Omit every picture, then give all the entries again exactly.

>> start Supplied data

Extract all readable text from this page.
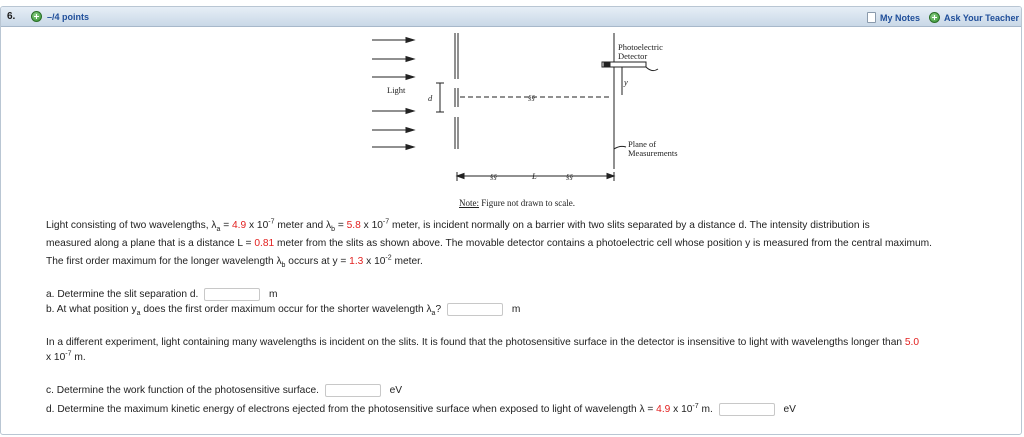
6.	–/4 points	My Notes	Ask Your Teacher
Photoelectric
Detector
Light
d
y
§§
Plane of
Measurements
L
§§	§§
Note: Figure not drawn to scale.
Light consisting of two wavelengths, $\lambda_a = 4.9$ x $10^{-7}$ meter and $\lambda_b = 5.8$ x $10^{-7}$ meter, is incident normally on a barrier with two slits separated by a distance d. The intensity distribution is
measured along a plane that is a distance L = 0.81 meter from the slits as shown above. The movable detector contains a photoelectric cell whose position y is measured from the central maximum.
The first order maximum for the longer wavelength $\lambda_b$ occurs at y = 1.3 x $10^{-2}$ meter.
a. Determine the slit separation d.	m
b. At what position $y_a$ does the first order maximum occur for the shorter wavelength $\lambda_a$?	m
In a different experiment, light containing many wavelengths is incident on the slits. It is found that the photosensitive surface in the detector is insensitive to light with wavelengths longer than 5.0
x $10^{-7}$ m.
c. Determine the work function of the photosensitive surface.	eV
d. Determine the maximum kinetic energy of electrons ejected from the photosensitive surface when exposed to light of wavelength λ = 4.9 x $10^{-7}$ m.	eV
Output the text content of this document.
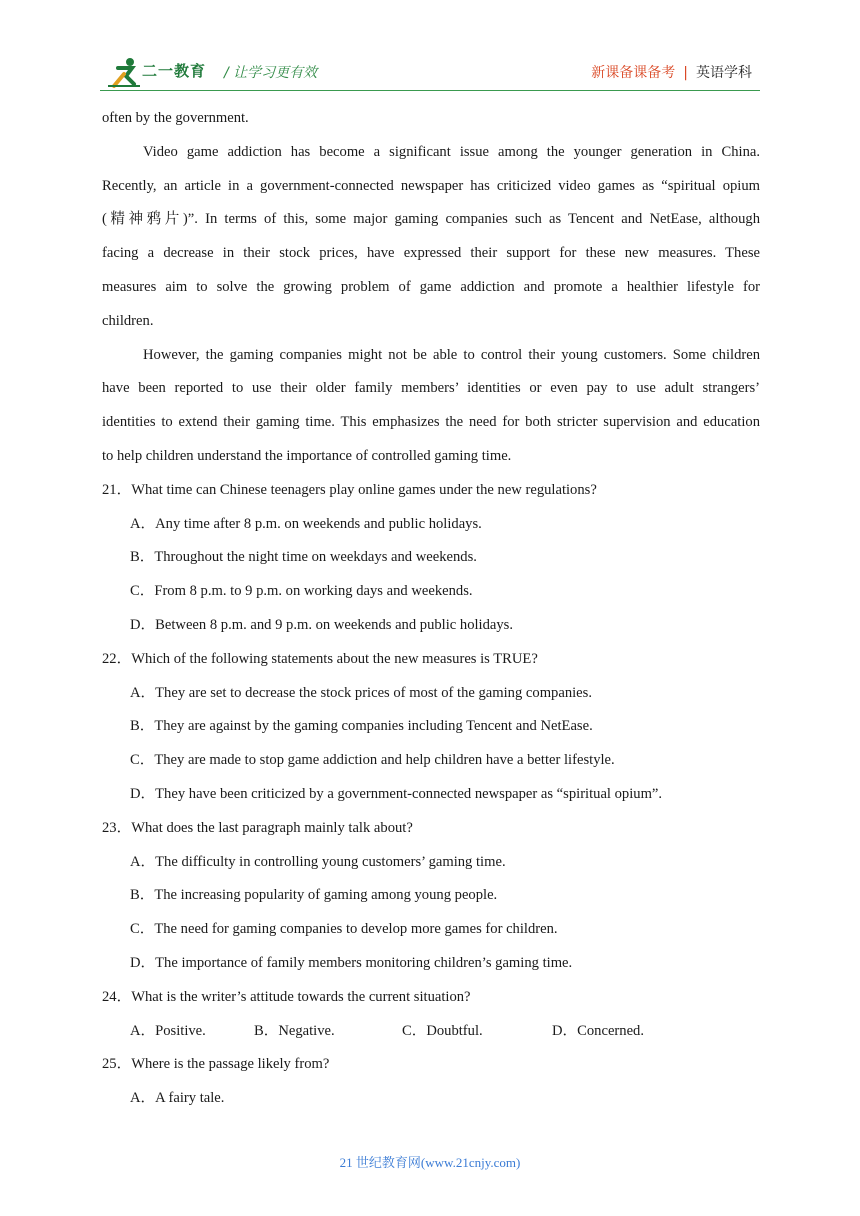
二一教育 / 让学习更有效	新课备课备考 | 英语学科
often by the government.
Video game addiction has become a significant issue among the younger generation in China.
Recently, an article in a government-connected newspaper has criticized video games as “spiritual opium
(精神鸦片)”. In terms of this, some major gaming companies such as Tencent and NetEase, although
facing a decrease in their stock prices, have expressed their support for these new measures. These
measures aim to solve the growing problem of game addiction and promote a healthier lifestyle for
children.
However, the gaming companies might not be able to control their young customers. Some children
have been reported to use their older family members’ identities or even pay to use adult strangers’
identities to extend their gaming time. This emphasizes the need for both stricter supervision and education
to help children understand the importance of controlled gaming time.
21．What time can Chinese teenagers play online games under the new regulations?
A．Any time after 8 p.m. on weekends and public holidays.
B．Throughout the night time on weekdays and weekends.
C．From 8 p.m. to 9 p.m. on working days and weekends.
D．Between 8 p.m. and 9 p.m. on weekends and public holidays.
22．Which of the following statements about the new measures is TRUE?
A．They are set to decrease the stock prices of most of the gaming companies.
B．They are against by the gaming companies including Tencent and NetEase.
C．They are made to stop game addiction and help children have a better lifestyle.
D．They have been criticized by a government-connected newspaper as “spiritual opium”.
23．What does the last paragraph mainly talk about?
A．The difficulty in controlling young customers’ gaming time.
B．The increasing popularity of gaming among young people.
C．The need for gaming companies to develop more games for children.
D．The importance of family members monitoring children’s gaming time.
24．What is the writer’s attitude towards the current situation?
A．Positive.	B．Negative.	C．Doubtful.	D．Concerned.
25．Where is the passage likely from?
A．A fairy tale.
21 世纪教育网(www.21cnjy.com)
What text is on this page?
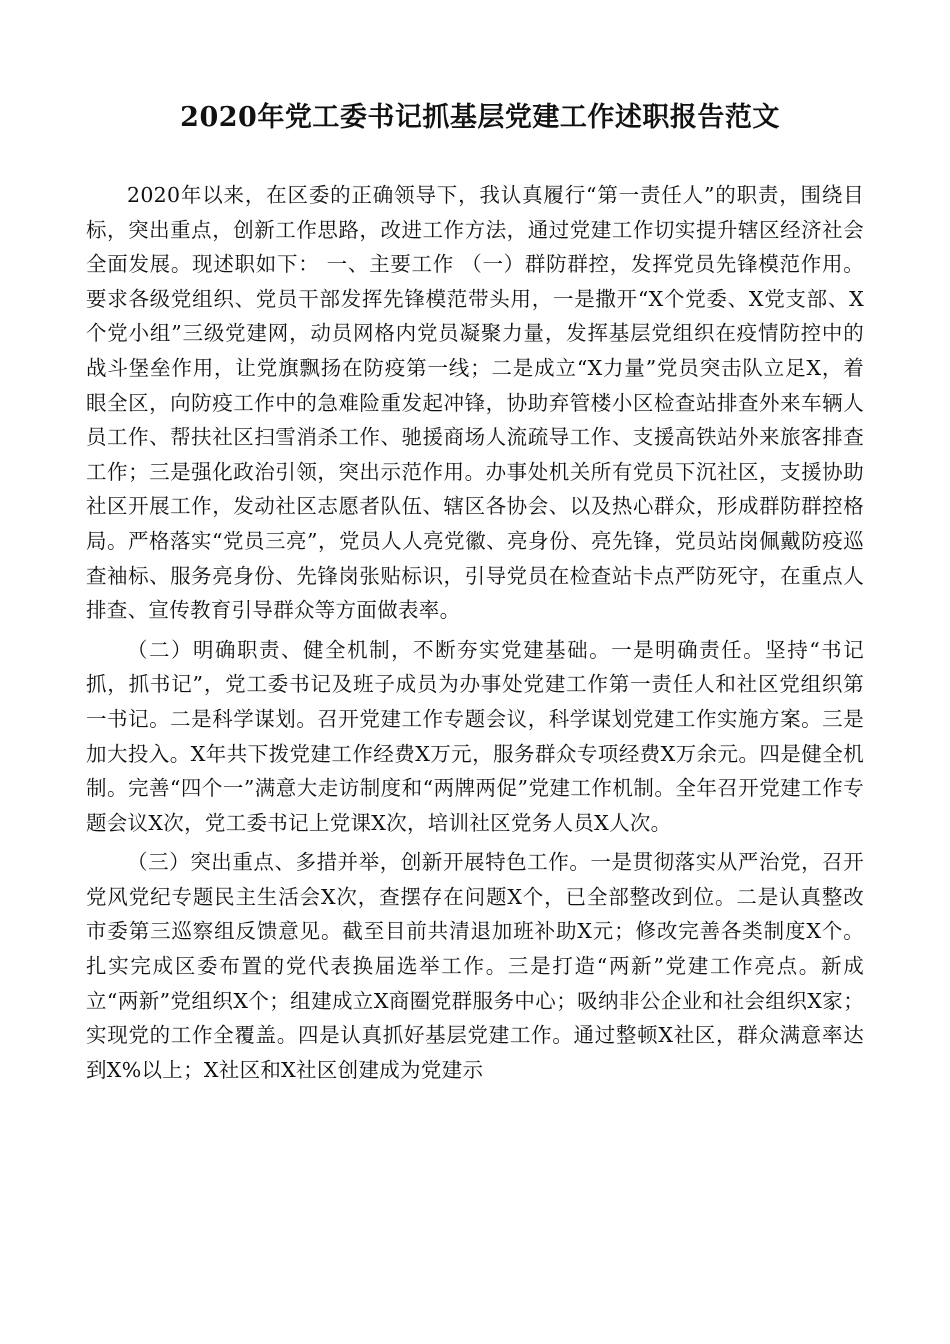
2020年党工委书记抓基层党建工作述职报告范文

2020年以来，在区委的正确领导下，我认真履行“第一责任人”的职责，围绕目标，突出重点，创新工作思路，改进工作方法，通过党建工作切实提升辖区经济社会全面发展。现述职如下： 一、主要工作 （一）群防群控，发挥党员先锋模范作用。要求各级党组织、党员干部发挥先锋模范带头用，一是撒开“X个党委、X党支部、X个党小组”三级党建网，动员网格内党员凝聚力量，发挥基层党组织在疫情防控中的战斗堡垒作用，让党旗飘扬在防疫第一线；二是成立“X力量”党员突击队立足X，着眼全区，向防疫工作中的急难险重发起冲锋，协助弃管楼小区检查站排查外来车辆人员工作、帮扶社区扫雪消杀工作、驰援商场人流疏导工作、支援高铁站外来旅客排查工作；三是强化政治引领，突出示范作用。办事处机关所有党员下沉社区，支援协助社区开展工作，发动社区志愿者队伍、辖区各协会、以及热心群众，形成群防群控格局。严格落实“党员三亮”，党员人人亮党徽、亮身份、亮先锋，党员站岗佩戴防疫巡查袖标、服务亮身份、先锋岗张贴标识，引导党员在检查站卡点严防死守，在重点人排查、宣传教育引导群众等方面做表率。

（二）明确职责、健全机制，不断夯实党建基础。一是明确责任。坚持“书记抓，抓书记”，党工委书记及班子成员为办事处党建工作第一责任人和社区党组织第一书记。二是科学谋划。召开党建工作专题会议，科学谋划党建工作实施方案。三是加大投入。X年共下拨党建工作经费X万元，服务群众专项经费X万余元。四是健全机制。完善“四个一”满意大走访制度和“两牌两促”党建工作机制。全年召开党建工作专题会议X次，党工委书记上党课X次，培训社区党务人员X人次。

（三）突出重点、多措并举，创新开展特色工作。一是贯彻落实从严治党，召开党风党纪专题民主生活会X次，查摆存在问题X个，已全部整改到位。二是认真整改市委第三巡察组反馈意见。截至目前共清退加班补助X元；修改完善各类制度X个。扎实完成区委布置的党代表换届选举工作。三是打造“两新”党建工作亮点。新成立“两新”党组织X个；组建成立X商圈党群服务中心；吸纳非公企业和社会组织X家；实现党的工作全覆盖。四是认真抓好基层党建工作。通过整顿X社区，群众满意率达到X%以上；X社区和X社区创建成为党建示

>> end Supplied data

[Response]:
Extract all readable text from this page.
6.	–/4 points	My Notes	Ask Your Teacher
Photoelectric
Detector
Light
d
y
§§
Plane of
Measurements
L
§§	§§
Note: Figure not drawn to scale.
Light consisting of two wavelengths, $\lambda_a = 4.9$ x $10^{-7}$ meter and $\lambda_b = 5.8$ x $10^{-7}$ meter, is incident normally on a barrier with two slits separated by a distance d. The intensity distribution is
measured along a plane that is a distance L = 0.81 meter from the slits as shown above. The movable detector contains a photoelectric cell whose position y is measured from the central maximum.
The first order maximum for the longer wavelength $\lambda_b$ occurs at y = 1.3 x $10^{-2}$ meter.
a. Determine the slit separation d.	m
b. At what position $y_a$ does the first order maximum occur for the shorter wavelength $\lambda_a$?	m
In a different experiment, light containing many wavelengths is incident on the slits. It is found that the photosensitive surface in the detector is insensitive to light with wavelengths longer than 5.0
x $10^{-7}$ m.
c. Determine the work function of the photosensitive surface.	eV
d. Determine the maximum kinetic energy of electrons ejected from the photosensitive surface when exposed to light of wavelength λ = 4.9 x $10^{-7}$ m.	eV
Output the text content of this document.
二一教育 / 让学习更有效	新课备课备考 | 英语学科
often by the government.
Video game addiction has become a significant issue among the younger generation in China.
Recently, an article in a government-connected newspaper has criticized video games as “spiritual opium
(精神鸦片)”. In terms of this, some major gaming companies such as Tencent and NetEase, although
facing a decrease in their stock prices, have expressed their support for these new measures. These
measures aim to solve the growing problem of game addiction and promote a healthier lifestyle for
children.
However, the gaming companies might not be able to control their young customers. Some children
have been reported to use their older family members’ identities or even pay to use adult strangers’
identities to extend their gaming time. This emphasizes the need for both stricter supervision and education
to help children understand the importance of controlled gaming time.
21．What time can Chinese teenagers play online games under the new regulations?
A．Any time after 8 p.m. on weekends and public holidays.
B．Throughout the night time on weekdays and weekends.
C．From 8 p.m. to 9 p.m. on working days and weekends.
D．Between 8 p.m. and 9 p.m. on weekends and public holidays.
22．Which of the following statements about the new measures is TRUE?
A．They are set to decrease the stock prices of most of the gaming companies.
B．They are against by the gaming companies including Tencent and NetEase.
C．They are made to stop game addiction and help children have a better lifestyle.
D．They have been criticized by a government-connected newspaper as “spiritual opium”.
23．What does the last paragraph mainly talk about?
A．The difficulty in controlling young customers’ gaming time.
B．The increasing popularity of gaming among young people.
C．The need for gaming companies to develop more games for children.
D．The importance of family members monitoring children’s gaming time.
24．What is the writer’s attitude towards the current situation?
A．Positive.	B．Negative.	C．Doubtful.	D．Concerned.
25．Where is the passage likely from?
A．A fairy tale.
21 世纪教育网(www.21cnjy.com)
What text is on this page?
2020年党工委书记抓基层党建工作述职报告范文

2020年以来，在区委的正确领导下，我认真履行“第一责任人”的职责，围绕目标，突出重点，创新工作思路，改进工作方法，通过党建工作切实提升辖区经济社会全面发展。现述职如下： 一、主要工作 （一）群防群控，发挥党员先锋模范作用。要求各级党组织、党员干部发挥先锋模范带头用，一是撒开“X个党委、X党支部、X个党小组”三级党建网，动员网格内党员凝聚力量，发挥基层党组织在疫情防控中的战斗堡垒作用，让党旗飘扬在防疫第一线；二是成立“X力量”党员突击队立足X，着眼全区，向防疫工作中的急难险重发起冲锋，协助弃管楼小区检查站排查外来车辆人员工作、帮扶社区扫雪消杀工作、驰援商场人流疏导工作、支援高铁站外来旅客排查工作；三是强化政治引领，突出示范作用。办事处机关所有党员下沉社区，支援协助社区开展工作，发动社区志愿者队伍、辖区各协会、以及热心群众，形成群防群控格局。严格落实“党员三亮”，党员人人亮党徽、亮身份、亮先锋，党员站岗佩戴防疫巡查袖标、服务亮身份、先锋岗张贴标识，引导党员在检查站卡点严防死守，在重点人排查、宣传教育引导群众等方面做表率。

（二）明确职责、健全机制，不断夯实党建基础。一是明确责任。坚持“书记抓，抓书记”，党工委书记及班子成员为办事处党建工作第一责任人和社区党组织第一书记。二是科学谋划。召开党建工作专题会议，科学谋划党建工作实施方案。三是加大投入。X年共下拨党建工作经费X万元，服务群众专项经费X万余元。四是健全机制。完善“四个一”满意大走访制度和“两牌两促”党建工作机制。全年召开党建工作专题会议X次，党工委书记上党课X次，培训社区党务人员X人次。

（三）突出重点、多措并举，创新开展特色工作。一是贯彻落实从严治党，召开党风党纪专题民主生活会X次，查摆存在问题X个，已全部整改到位。二是认真整改市委第三巡察组反馈意见。截至目前共清退加班补助X元；修改完善各类制度X个。扎实完成区委布置的党代表换届选举工作。三是打造“两新”党建工作亮点。新成立“两新”党组织X个；组建成立X商圈党群服务中心；吸纳非公企业和社会组织X家；实现党的工作全覆盖。四是认真抓好基层党建工作。通过整顿X社区，群众满意率达到X%以上；X社区和X社区创建成为党建示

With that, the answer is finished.